-- START --

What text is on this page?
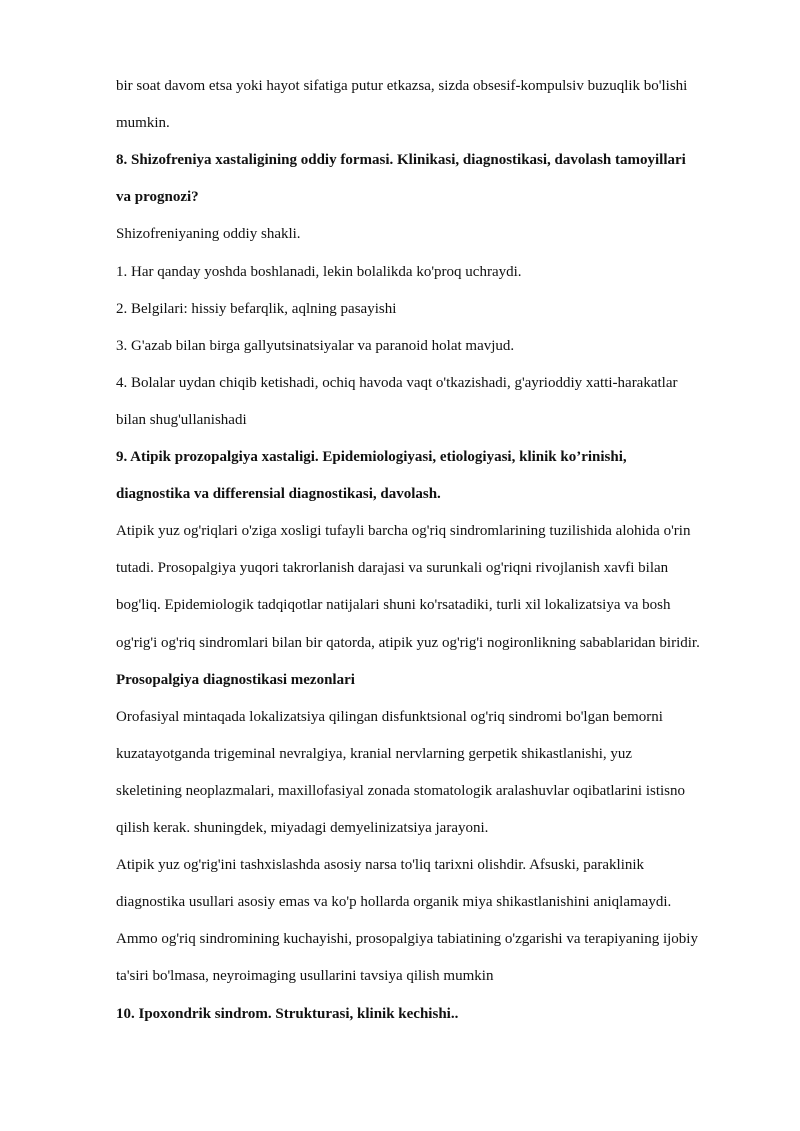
bir soat davom etsa yoki hayot sifatiga putur etkazsa, sizda obsesif-kompulsiv buzuqlik bo'lishi

mumkin.

8. Shizofreniya xastaligining oddiy formasi. Klinikasi, diagnostikasi, davolash tamoyillari

va prognozi?

Shizofreniyaning oddiy shakli.

1. Har qanday yoshda boshlanadi, lekin bolalikda ko'proq uchraydi.

2. Belgilari: hissiy befarqlik, aqlning pasayishi

3. G'azab bilan birga gallyutsinatsiyalar va paranoid holat mavjud.

4. Bolalar uydan chiqib ketishadi, ochiq havoda vaqt o'tkazishadi, g'ayrioddiy xatti-harakatlar

bilan shug'ullanishadi

9. Atipik prozopalgiya xastaligi. Epidemiologiyasi, etiologiyasi, klinik ko’rinishi,

diagnostika va differensial diagnostikasi, davolash.

Atipik yuz og'riqlari o'ziga xosligi tufayli barcha og'riq sindromlarining tuzilishida alohida o'rin

tutadi. Prosopalgiya yuqori takrorlanish darajasi va surunkali og'riqni rivojlanish xavfi bilan

bog'liq. Epidemiologik tadqiqotlar natijalari shuni ko'rsatadiki, turli xil lokalizatsiya va bosh

og'rig'i og'riq sindromlari bilan bir qatorda, atipik yuz og'rig'i nogironlikning sabablaridan biridir.

Prosopalgiya diagnostikasi mezonlari

Orofasiyal mintaqada lokalizatsiya qilingan disfunktsional og'riq sindromi bo'lgan bemorni

kuzatayotganda trigeminal nevralgiya, kranial nervlarning gerpetik shikastlanishi, yuz

skeletining neoplazmalari, maxillofasiyal zonada stomatologik aralashuvlar oqibatlarini istisno

qilish kerak. shuningdek, miyadagi demyelinizatsiya jarayoni.

Atipik yuz og'rig'ini tashxislashda asosiy narsa to'liq tarixni olishdir. Afsuski, paraklinik

diagnostika usullari asosiy emas va ko'p hollarda organik miya shikastlanishini aniqlamaydi.

Ammo og'riq sindromining kuchayishi, prosopalgiya tabiatining o'zgarishi va terapiyaning ijobiy

ta'siri bo'lmasa, neyroimaging usullarini tavsiya qilish mumkin

10. Ipoxondrik sindrom. Strukturasi, klinik kechishi..
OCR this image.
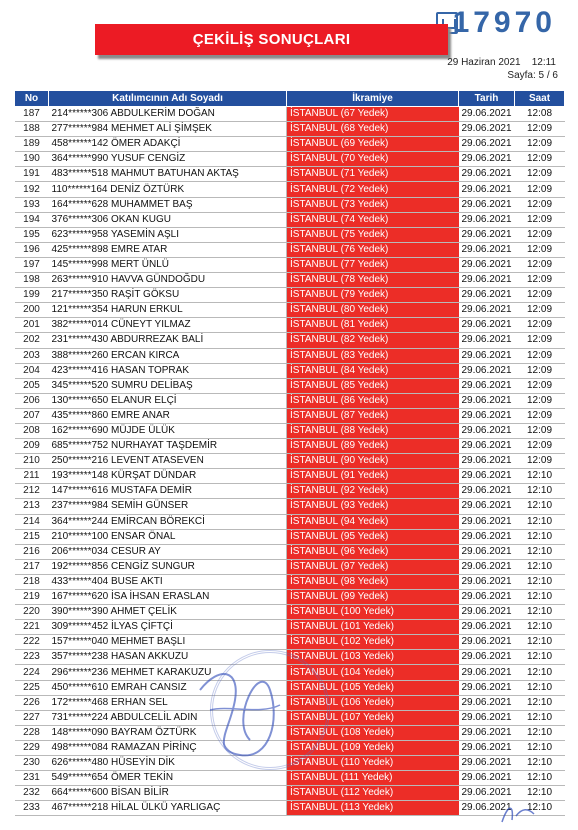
17970
ÇEKİLİŞ SONUÇLARI
29 Haziran 2021 12:11
Sayfa: 5 / 6
No	Katılımcının Adı Soyadı	İkramiye	Tarih	Saat
187	214******306 ABDULKERİM DOĞAN	İSTANBUL (67 Yedek)	29.06.2021	12:08
188	277******984 MEHMET ALİ ŞİMŞEK	İSTANBUL (68 Yedek)	29.06.2021	12:09
189	458******142 ÖMER ADAKÇİ	İSTANBUL (69 Yedek)	29.06.2021	12:09
190	364******990 YUSUF CENGİZ	İSTANBUL (70 Yedek)	29.06.2021	12:09
191	483******518 MAHMUT BATUHAN AKTAŞ	İSTANBUL (71 Yedek)	29.06.2021	12:09
192	110******164 DENİZ ÖZTÜRK	İSTANBUL (72 Yedek)	29.06.2021	12:09
193	164******628 MUHAMMET BAŞ	İSTANBUL (73 Yedek)	29.06.2021	12:09
194	376******306 OKAN KUGU	İSTANBUL (74 Yedek)	29.06.2021	12:09
195	623******958 YASEMİN AŞLI	İSTANBUL (75 Yedek)	29.06.2021	12:09
196	425******898 EMRE ATAR	İSTANBUL (76 Yedek)	29.06.2021	12:09
197	145******998 MERT ÜNLÜ	İSTANBUL (77 Yedek)	29.06.2021	12:09
198	263******910 HAVVA GÜNDOĞDU	İSTANBUL (78 Yedek)	29.06.2021	12:09
199	217******350 RAŞİT GÖKSU	İSTANBUL (79 Yedek)	29.06.2021	12:09
200	121******354 HARUN ERKUL	İSTANBUL (80 Yedek)	29.06.2021	12:09
201	382******014 CÜNEYT YILMAZ	İSTANBUL (81 Yedek)	29.06.2021	12:09
202	231******430 ABDURREZAK BALİ	İSTANBUL (82 Yedek)	29.06.2021	12:09
203	388******260 ERCAN KIRCA	İSTANBUL (83 Yedek)	29.06.2021	12:09
204	423******416 HASAN TOPRAK	İSTANBUL (84 Yedek)	29.06.2021	12:09
205	345******520 SUMRU DELİBAŞ	İSTANBUL (85 Yedek)	29.06.2021	12:09
206	130******650 ELANUR ELÇİ	İSTANBUL (86 Yedek)	29.06.2021	12:09
207	435******860 EMRE ANAR	İSTANBUL (87 Yedek)	29.06.2021	12:09
208	162******690 MÜJDE ÜLÜK	İSTANBUL (88 Yedek)	29.06.2021	12:09
209	685******752 NURHAYAT TAŞDEMİR	İSTANBUL (89 Yedek)	29.06.2021	12:09
210	250******216 LEVENT ATASEVEN	İSTANBUL (90 Yedek)	29.06.2021	12:09
211	193******148 KÜRŞAT DÜNDAR	İSTANBUL (91 Yedek)	29.06.2021	12:10
212	147******616 MUSTAFA DEMİR	İSTANBUL (92 Yedek)	29.06.2021	12:10
213	237******984 SEMİH GÜNSER	İSTANBUL (93 Yedek)	29.06.2021	12:10
214	364******244 EMİRCAN BÖREKCİ	İSTANBUL (94 Yedek)	29.06.2021	12:10
215	210******100 ENSAR ÖNAL	İSTANBUL (95 Yedek)	29.06.2021	12:10
216	206******034 CESUR AY	İSTANBUL (96 Yedek)	29.06.2021	12:10
217	192******856 CENGİZ SUNGUR	İSTANBUL (97 Yedek)	29.06.2021	12:10
218	433******404 BUSE AKTI	İSTANBUL (98 Yedek)	29.06.2021	12:10
219	167******620 İSA İHSAN ERASLAN	İSTANBUL (99 Yedek)	29.06.2021	12:10
220	390******390 AHMET ÇELİK	İSTANBUL (100 Yedek)	29.06.2021	12:10
221	309******452 İLYAS ÇİFTÇİ	İSTANBUL (101 Yedek)	29.06.2021	12:10
222	157******040 MEHMET BAŞLI	İSTANBUL (102 Yedek)	29.06.2021	12:10
223	357******238 HASAN AKKUZU	İSTANBUL (103 Yedek)	29.06.2021	12:10
224	296******236 MEHMET KARAKUZU	İSTANBUL (104 Yedek)	29.06.2021	12:10
225	450******610 EMRAH CANSIZ	İSTANBUL (105 Yedek)	29.06.2021	12:10
226	172******468 ERHAN SEL	İSTANBUL (106 Yedek)	29.06.2021	12:10
227	731******224 ABDULCELİL ADIN	İSTANBUL (107 Yedek)	29.06.2021	12:10
228	148******090 BAYRAM ÖZTÜRK	İSTANBUL (108 Yedek)	29.06.2021	12:10
229	498******084 RAMAZAN PİRİNÇ	İSTANBUL (109 Yedek)	29.06.2021	12:10
230	626******480 HÜSEYİN DİK	İSTANBUL (110 Yedek)	29.06.2021	12:10
231	549******654 ÖMER TEKİN	İSTANBUL (111 Yedek)	29.06.2021	12:10
232	664******600 BİSAN BİLİR	İSTANBUL (112 Yedek)	29.06.2021	12:10
233	467******218 HİLAL ÜLKÜ YARLIGAÇ	İSTANBUL (113 Yedek)	29.06.2021	12:10
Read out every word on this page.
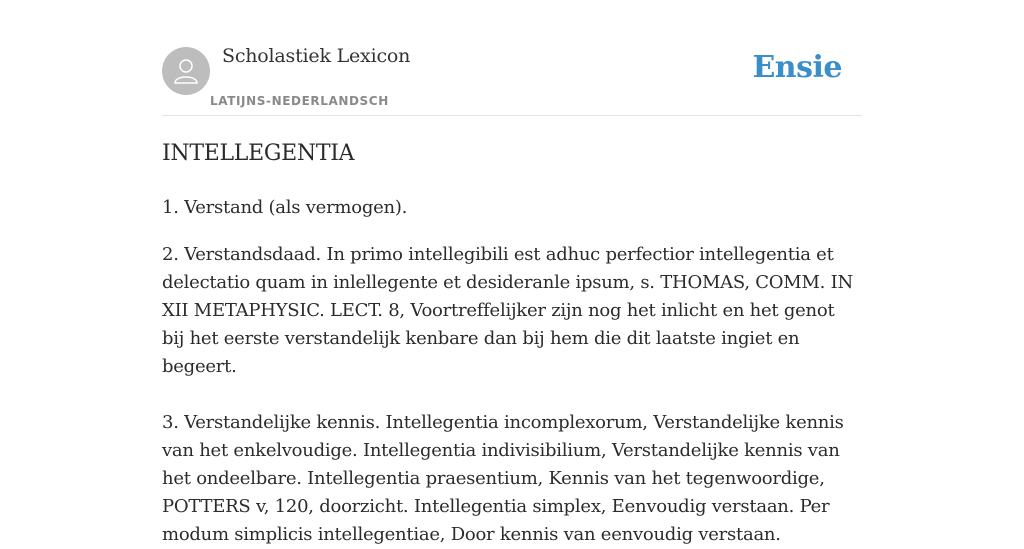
Scholastiek Lexicon
LATIJNS-NEDERLANDSCH
Ensie
INTELLEGENTIA

1. Verstand (als vermogen).

2. Verstandsdaad. In primo intellegibili est adhuc perfectior intellegentia et delectatio quam in inlellegente et desideranle ipsum, s. THOMAS, COMM. IN XII METAPHYSIC. LECT. 8, Voortreffelijker zijn nog het inlicht en het genot bij het eerste verstandelijk kenbare dan bij hem die dit laatste ingiet en begeert.

3. Verstandelijke kennis. Intellegentia incomplexorum, Verstandelijke kennis van het enkelvoudige. Intellegentia indivisibilium, Verstandelijke kennis van het ondeelbare. Intellegentia praesentium, Kennis van het tegenwoordige, POTTERS v, 120, doorzicht. Intellegentia simplex, Eenvoudig verstaan. Per modum simplicis intellegentiae, Door kennis van eenvoudig verstaan.
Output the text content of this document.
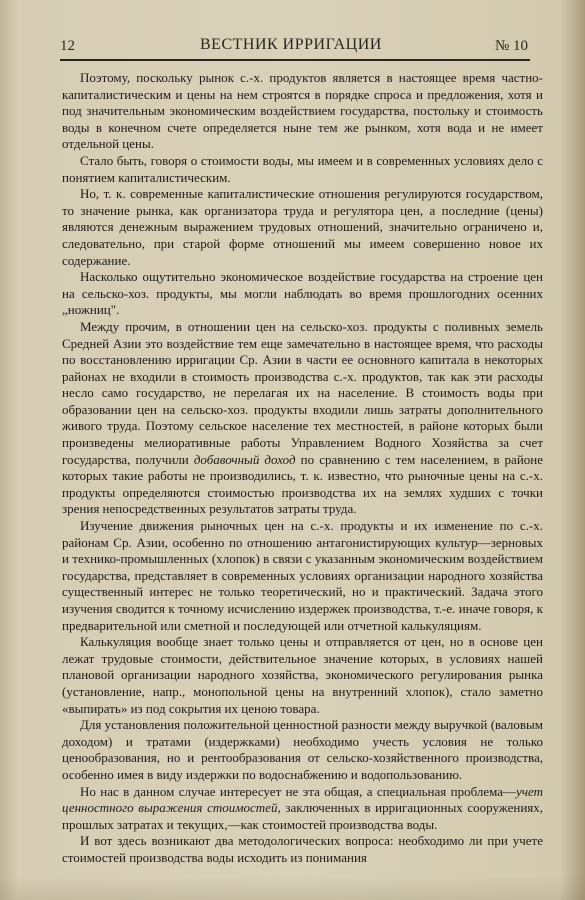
12	ВЕСТНИК ИРРИГАЦИИ	№ 10

Поэтому, поскольку рынок с.-х. продуктов является в настоящее время частно-капиталистическим и цены на нем строятся в порядке спроса и предложения, хотя и под значительным экономическим воздействием государства, постольку и стоимость воды в конечном счете определяется ныне тем же рынком, хотя вода и не имеет отдельной цены.

Стало быть, говоря о стоимости воды, мы имеем и в современных условиях дело с понятием капиталистическим.

Но, т. к. современные капиталистические отношения регулируются государством, то значение рынка, как организатора труда и регулятора цен, а последние (цены) являются денежным выражением трудовых отношений, значительно ограничено и, следовательно, при старой форме отношений мы имеем совершенно новое их содержание.

Насколько ощутительно экономическое воздействие государства на строение цен на сельско-хоз. продукты, мы могли наблюдать во время прошлогодних осенних „ножниц".

Между прочим, в отношении цен на сельско-хоз. продукты с поливных земель Средней Азии это воздействие тем еще замечательно в настоящее время, что расходы по восстановлению ирригации Ср. Азии в части ее основного капитала в некоторых районах не входили в стоимость производства с.-х. продуктов, так как эти расходы несло само государство, не перелагая их на население. В стоимость воды при образовании цен на сельско-хоз. продукты входили лишь затраты дополнительного живого труда. Поэтому сельское население тех местностей, в районе которых были произведены мелиоративные работы Управлением Водного Хозяйства за счет государства, получили добавочный доход по сравнению с тем населением, в районе которых такие работы не производились, т. к. известно, что рыночные цены на с.-х. продукты определяются стоимостью производства их на землях худших с точки зрения непосредственных результатов затраты труда.

Изучение движения рыночных цен на с.-х. продукты и их изменение по с.-х. районам Ср. Азии, особенно по отношению антагонистирующих культур—зерновых и технико-промышленных (хлопок) в связи с указанным экономическим воздействием государства, представляет в современных условиях организации народного хозяйства существенный интерес не только теоретический, но и практический. Задача этого изучения сводится к точному исчислению издержек производства, т.-е. иначе говоря, к предварительной или сметной и последующей или отчетной калькуляциям.

Калькуляция вообще знает только цены и отправляется от цен, но в основе цен лежат трудовые стоимости, действительное значение которых, в условиях нашей плановой организации народного хозяйства, экономического регулирования рынка (установление, напр., монопольной цены на внутренний хлопок), стало заметно «выпирать» из под сокрытия их ценою товара.

Для установления положительной ценностной разности между выручкой (валовым доходом) и тратами (издержками) необходимо учесть условия не только ценообразования, но и рентообразования от сельско-хозяйственного производства, особенно имея в виду издержки по водоснабжению и водопользованию.

Но нас в данном случае интересует не эта общая, а специальная проблема—учет ценностного выражения стоимостей, заключенных в ирригационных сооружениях, прошлых затратах и текущих,—как стоимостей производства воды.

И вот здесь возникают два методологических вопроса: необходимо ли при учете стоимостей производства воды исходить из понимания
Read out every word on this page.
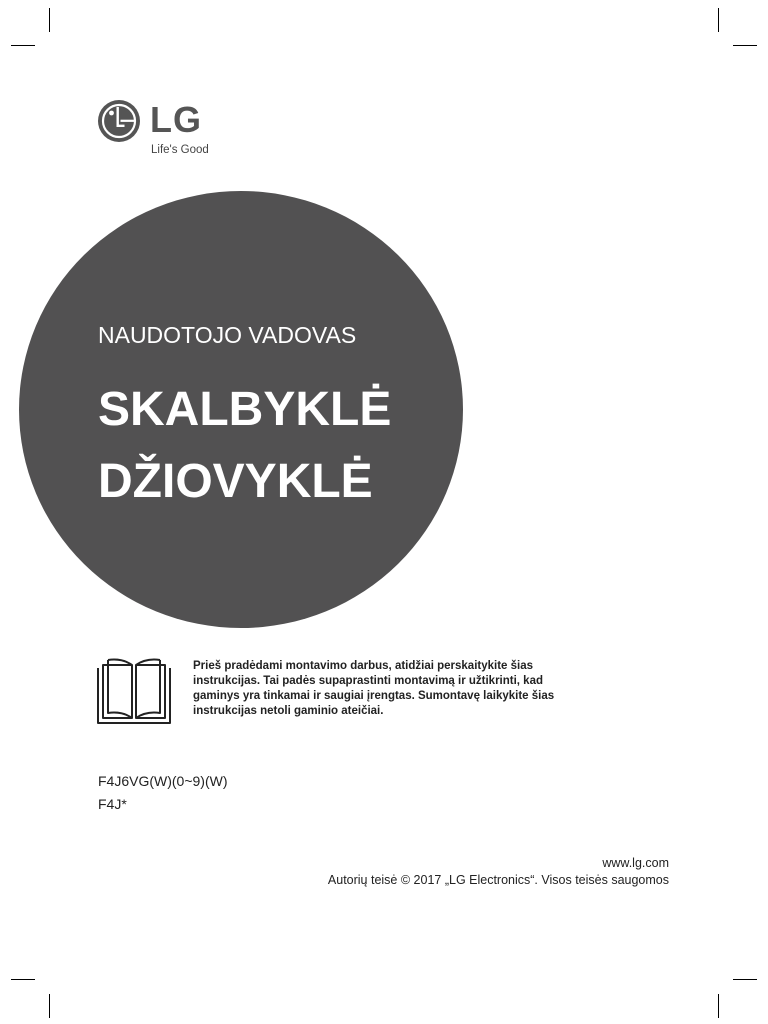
LG
Life's Good
NAUDOTOJO VADOVAS
SKALBYKLĖ
DŽIOVYKLĖ
Prieš pradėdami montavimo darbus, atidžiai perskaitykite šias
instrukcijas. Tai padės supaprastinti montavimą ir užtikrinti, kad
gaminys yra tinkamai ir saugiai įrengtas. Sumontavę laikykite šias
instrukcijas netoli gaminio ateičiai.
F4J6VG(W)(0~9)(W)
F4J*
www.lg.com
Autorių teisė © 2017 „LG Electronics“. Visos teisės saugomos
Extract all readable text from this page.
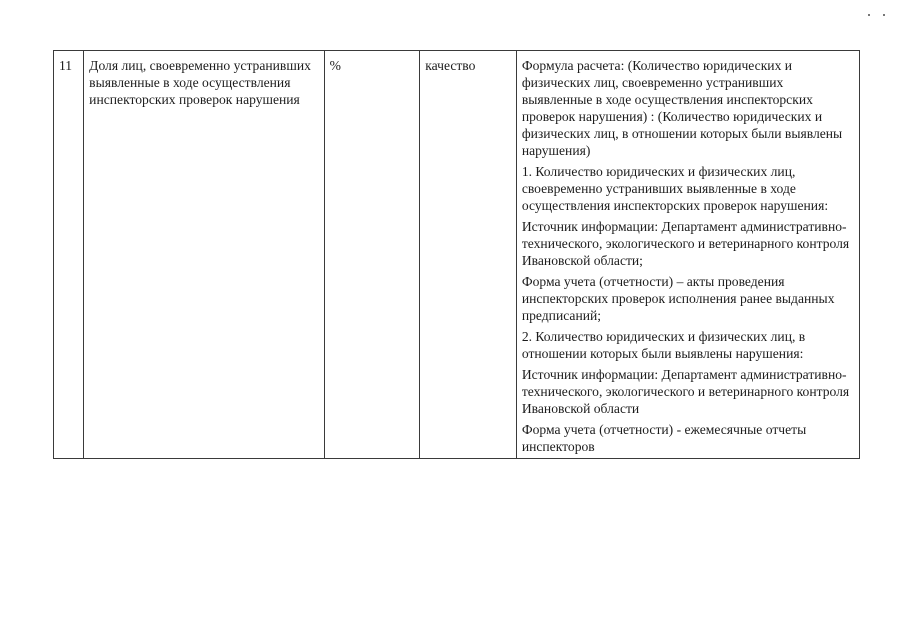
11	Доля лиц, своевременно устранивших выявленные в ходе осуществления инспекторских проверок нарушения	%	качество	Формула расчета: (Количество юридических и физических лиц, своевременно устранивших выявленные в ходе осуществления инспекторских проверок нарушения) : (Количество юридических и физических лиц, в отношении которых были выявлены нарушения)

1. Количество юридических и физических лиц, своевременно устранивших выявленные в ходе осуществления инспекторских проверок нарушения:

Источник информации: Департамент административно-технического, экологического и ветеринарного контроля Ивановской области;

Форма учета (отчетности) – акты проведения инспекторских проверок исполнения ранее выданных предписаний;

2. Количество юридических и физических лиц, в отношении которых были выявлены нарушения:

Источник информации: Департамент административно-технического, экологического и ветеринарного контроля Ивановской области

Форма учета (отчетности) - ежемесячные отчеты инспекторов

-- END --

**What is asked**
In the entries above, find each line with the word "технического" and copy it.

**Right answer**
Источник информации: Департамент административно-технического, экологического и ветеринарного контроля Ивановской области;
Источник информации: Департамент административно-технического, экологического и ветеринарного контроля Ивановской области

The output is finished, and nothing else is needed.